(Exercise instructions)
Switch every "x-tick-label" in the data below to "x-axis label" and give the lines back with nothing else changed. Leave the pictures out.

** Start Exercise materials **

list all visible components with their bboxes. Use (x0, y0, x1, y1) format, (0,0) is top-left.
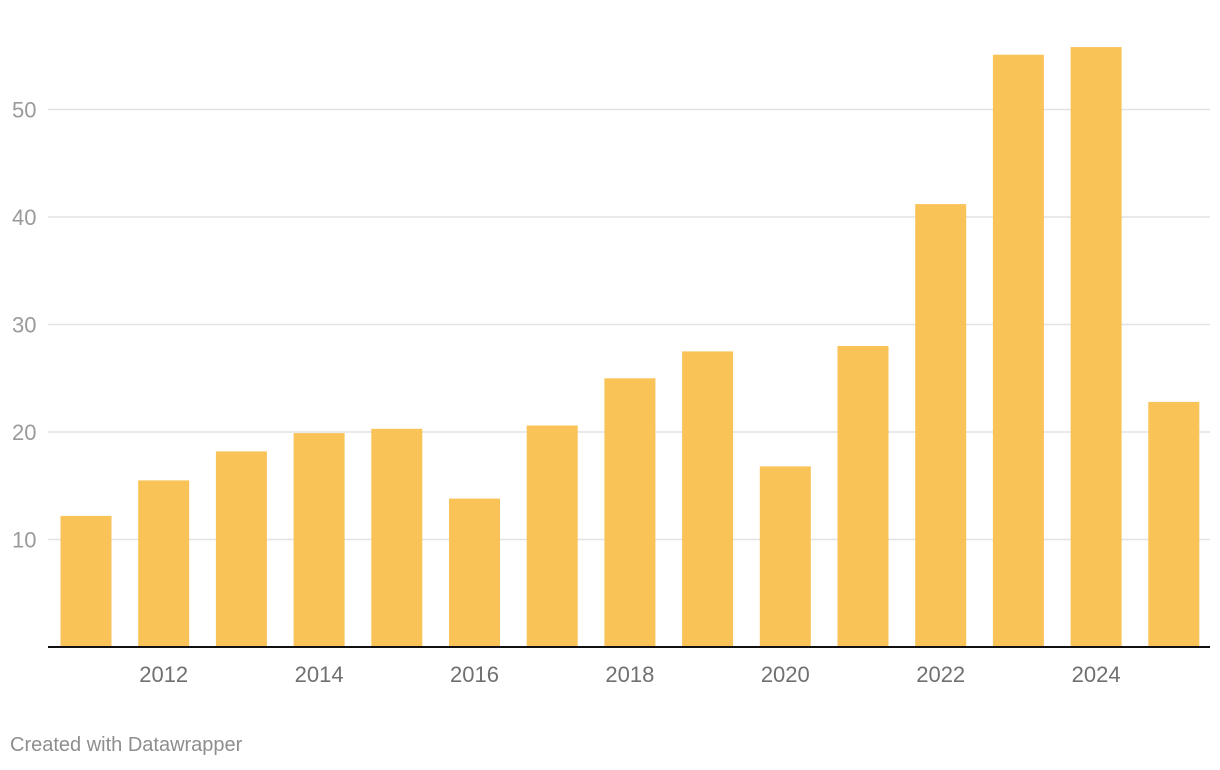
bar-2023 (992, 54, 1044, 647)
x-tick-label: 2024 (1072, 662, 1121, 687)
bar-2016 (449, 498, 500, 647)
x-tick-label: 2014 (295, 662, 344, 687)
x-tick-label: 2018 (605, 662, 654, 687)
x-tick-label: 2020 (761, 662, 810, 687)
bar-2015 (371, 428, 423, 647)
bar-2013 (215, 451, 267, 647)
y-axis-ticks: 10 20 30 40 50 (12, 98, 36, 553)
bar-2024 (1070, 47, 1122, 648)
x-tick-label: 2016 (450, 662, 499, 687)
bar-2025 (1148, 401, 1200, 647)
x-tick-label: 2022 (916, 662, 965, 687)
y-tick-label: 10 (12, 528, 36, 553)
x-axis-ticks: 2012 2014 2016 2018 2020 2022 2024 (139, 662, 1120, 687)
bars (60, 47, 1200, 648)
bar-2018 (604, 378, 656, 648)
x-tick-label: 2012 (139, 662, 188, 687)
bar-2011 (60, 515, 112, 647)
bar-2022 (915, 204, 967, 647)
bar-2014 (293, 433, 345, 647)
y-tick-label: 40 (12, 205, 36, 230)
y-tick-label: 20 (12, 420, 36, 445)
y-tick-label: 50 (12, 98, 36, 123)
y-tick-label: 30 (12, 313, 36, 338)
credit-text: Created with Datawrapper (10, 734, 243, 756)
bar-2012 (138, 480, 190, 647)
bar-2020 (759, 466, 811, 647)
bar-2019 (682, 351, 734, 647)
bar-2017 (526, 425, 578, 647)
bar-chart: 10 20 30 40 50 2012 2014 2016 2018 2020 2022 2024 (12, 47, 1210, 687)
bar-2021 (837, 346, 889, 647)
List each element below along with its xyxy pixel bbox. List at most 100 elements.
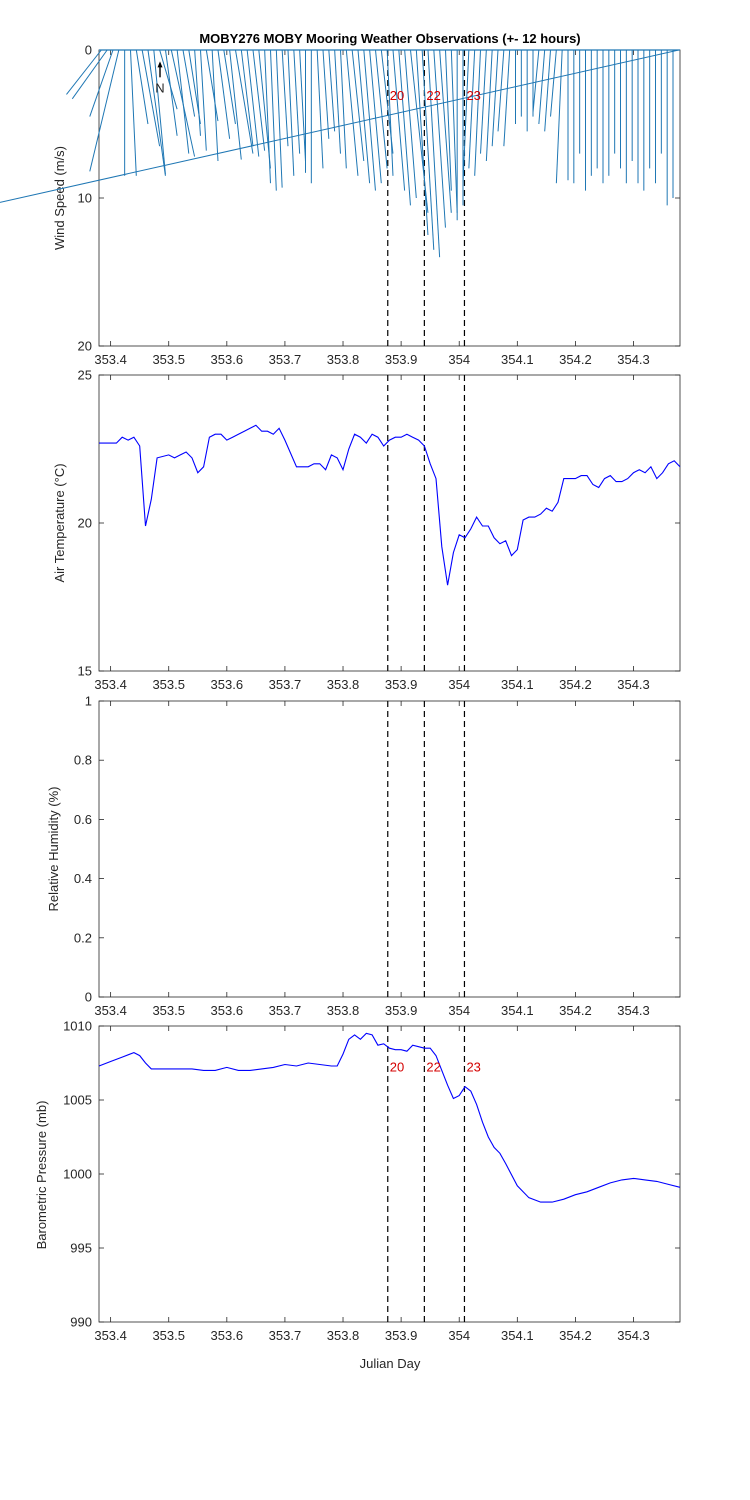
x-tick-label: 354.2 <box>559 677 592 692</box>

** End Exercise materials **

(Task solution)
list all visible components with their bboxes. Use (x0, y0, x1, y1) format, (0,0) is top-left.
bar-2023 (992, 54, 1044, 647)
x-axis label: 2024 (1072, 662, 1121, 687)
bar-2016 (449, 498, 500, 647)
x-axis label: 2014 (295, 662, 344, 687)
x-axis label: 2018 (605, 662, 654, 687)
x-axis label: 2020 (761, 662, 810, 687)
bar-2015 (371, 428, 423, 647)
bar-2013 (215, 451, 267, 647)
y-axis-ticks: 10 20 30 40 50 (12, 98, 36, 553)
bar-2024 (1070, 47, 1122, 648)
x-axis label: 2016 (450, 662, 499, 687)
bar-2025 (1148, 401, 1200, 647)
x-axis label: 2022 (916, 662, 965, 687)
y-tick-label: 10 (12, 528, 36, 553)
x-axis-ticks: 2012 2014 2016 2018 2020 2022 2024 (139, 662, 1120, 687)
bars (60, 47, 1200, 648)
bar-2018 (604, 378, 656, 648)
x-axis label: 2012 (139, 662, 188, 687)
bar-2011 (60, 515, 112, 647)
bar-2022 (915, 204, 967, 647)
bar-2014 (293, 433, 345, 647)
y-tick-label: 40 (12, 205, 36, 230)
y-tick-label: 20 (12, 420, 36, 445)
y-tick-label: 50 (12, 98, 36, 123)
y-tick-label: 30 (12, 313, 36, 338)
credit-text: Created with Datawrapper (10, 734, 243, 756)
bar-2012 (138, 480, 190, 647)
bar-2020 (759, 466, 811, 647)
bar-2019 (682, 351, 734, 647)
bar-2017 (526, 425, 578, 647)
bar-chart: 10 20 30 40 50 2012 2014 2016 2018 2020 2022 2024 (12, 47, 1210, 687)
bar-2021 (837, 346, 889, 647)
List each element below along with its xyxy pixel bbox. List at most 100 elements.
x-axis label: 354.2 <box>559 677 592 692</box>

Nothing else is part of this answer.